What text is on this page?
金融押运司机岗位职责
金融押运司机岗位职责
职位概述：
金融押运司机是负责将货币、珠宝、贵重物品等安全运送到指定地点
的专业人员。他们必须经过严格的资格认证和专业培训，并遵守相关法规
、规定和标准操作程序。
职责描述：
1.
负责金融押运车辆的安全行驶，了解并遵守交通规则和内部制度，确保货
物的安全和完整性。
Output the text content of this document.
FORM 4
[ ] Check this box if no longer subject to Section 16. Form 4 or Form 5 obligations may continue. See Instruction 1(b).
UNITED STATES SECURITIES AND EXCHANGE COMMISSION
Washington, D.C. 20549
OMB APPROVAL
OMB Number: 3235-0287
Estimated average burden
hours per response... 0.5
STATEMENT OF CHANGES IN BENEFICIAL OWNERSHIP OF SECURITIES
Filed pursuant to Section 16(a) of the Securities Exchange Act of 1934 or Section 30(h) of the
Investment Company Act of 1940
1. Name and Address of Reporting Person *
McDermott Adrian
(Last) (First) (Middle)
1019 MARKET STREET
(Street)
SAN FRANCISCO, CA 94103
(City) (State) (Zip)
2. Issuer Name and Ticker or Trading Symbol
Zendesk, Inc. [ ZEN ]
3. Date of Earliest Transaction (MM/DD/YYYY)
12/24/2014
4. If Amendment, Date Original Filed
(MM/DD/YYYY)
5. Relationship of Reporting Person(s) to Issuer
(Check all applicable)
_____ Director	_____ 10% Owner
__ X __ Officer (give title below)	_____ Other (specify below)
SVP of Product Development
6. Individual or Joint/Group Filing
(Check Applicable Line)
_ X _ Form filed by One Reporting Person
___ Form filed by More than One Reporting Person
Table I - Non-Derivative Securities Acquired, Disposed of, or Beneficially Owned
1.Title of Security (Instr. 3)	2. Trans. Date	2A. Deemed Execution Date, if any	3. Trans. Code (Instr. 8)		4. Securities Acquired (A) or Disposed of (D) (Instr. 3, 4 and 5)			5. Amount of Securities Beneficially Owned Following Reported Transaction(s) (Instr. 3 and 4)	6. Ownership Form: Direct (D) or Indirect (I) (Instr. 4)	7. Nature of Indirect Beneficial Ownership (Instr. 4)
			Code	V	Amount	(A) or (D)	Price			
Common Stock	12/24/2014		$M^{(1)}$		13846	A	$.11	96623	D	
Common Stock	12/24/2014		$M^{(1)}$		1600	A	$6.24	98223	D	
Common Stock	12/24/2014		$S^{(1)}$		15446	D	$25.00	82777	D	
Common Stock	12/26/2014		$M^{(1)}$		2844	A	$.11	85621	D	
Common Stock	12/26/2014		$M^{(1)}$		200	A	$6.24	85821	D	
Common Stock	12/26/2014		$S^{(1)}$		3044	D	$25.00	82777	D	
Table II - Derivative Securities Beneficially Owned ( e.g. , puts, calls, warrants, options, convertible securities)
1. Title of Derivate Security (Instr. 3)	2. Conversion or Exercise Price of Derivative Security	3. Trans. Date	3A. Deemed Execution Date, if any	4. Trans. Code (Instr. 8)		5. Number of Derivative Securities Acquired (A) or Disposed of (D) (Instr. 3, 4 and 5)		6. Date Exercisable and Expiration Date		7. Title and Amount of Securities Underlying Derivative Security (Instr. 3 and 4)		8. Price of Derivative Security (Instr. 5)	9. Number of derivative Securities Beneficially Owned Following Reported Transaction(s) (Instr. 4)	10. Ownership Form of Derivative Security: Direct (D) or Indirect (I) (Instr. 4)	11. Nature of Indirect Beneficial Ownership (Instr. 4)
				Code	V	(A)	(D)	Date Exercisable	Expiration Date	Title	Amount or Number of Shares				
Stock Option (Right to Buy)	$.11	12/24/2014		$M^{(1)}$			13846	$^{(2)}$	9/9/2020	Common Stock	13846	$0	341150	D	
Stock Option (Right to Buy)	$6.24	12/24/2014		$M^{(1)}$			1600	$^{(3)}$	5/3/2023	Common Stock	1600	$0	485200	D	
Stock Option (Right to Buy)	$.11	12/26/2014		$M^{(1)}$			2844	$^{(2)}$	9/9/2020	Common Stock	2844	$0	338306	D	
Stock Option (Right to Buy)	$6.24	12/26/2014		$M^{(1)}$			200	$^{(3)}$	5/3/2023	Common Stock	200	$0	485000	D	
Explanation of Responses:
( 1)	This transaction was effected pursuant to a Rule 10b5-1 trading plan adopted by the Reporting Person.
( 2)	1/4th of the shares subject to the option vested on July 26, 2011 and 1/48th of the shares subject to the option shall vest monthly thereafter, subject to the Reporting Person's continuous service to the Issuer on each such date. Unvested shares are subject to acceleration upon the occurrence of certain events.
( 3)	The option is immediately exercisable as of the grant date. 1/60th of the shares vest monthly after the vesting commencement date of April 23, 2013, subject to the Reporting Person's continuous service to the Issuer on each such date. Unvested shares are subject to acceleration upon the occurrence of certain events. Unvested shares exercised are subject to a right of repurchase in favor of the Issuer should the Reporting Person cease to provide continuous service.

> [Given request]:
Tally the lines above containing "Deemed". Answer with the count only.

> [Task solution]:
2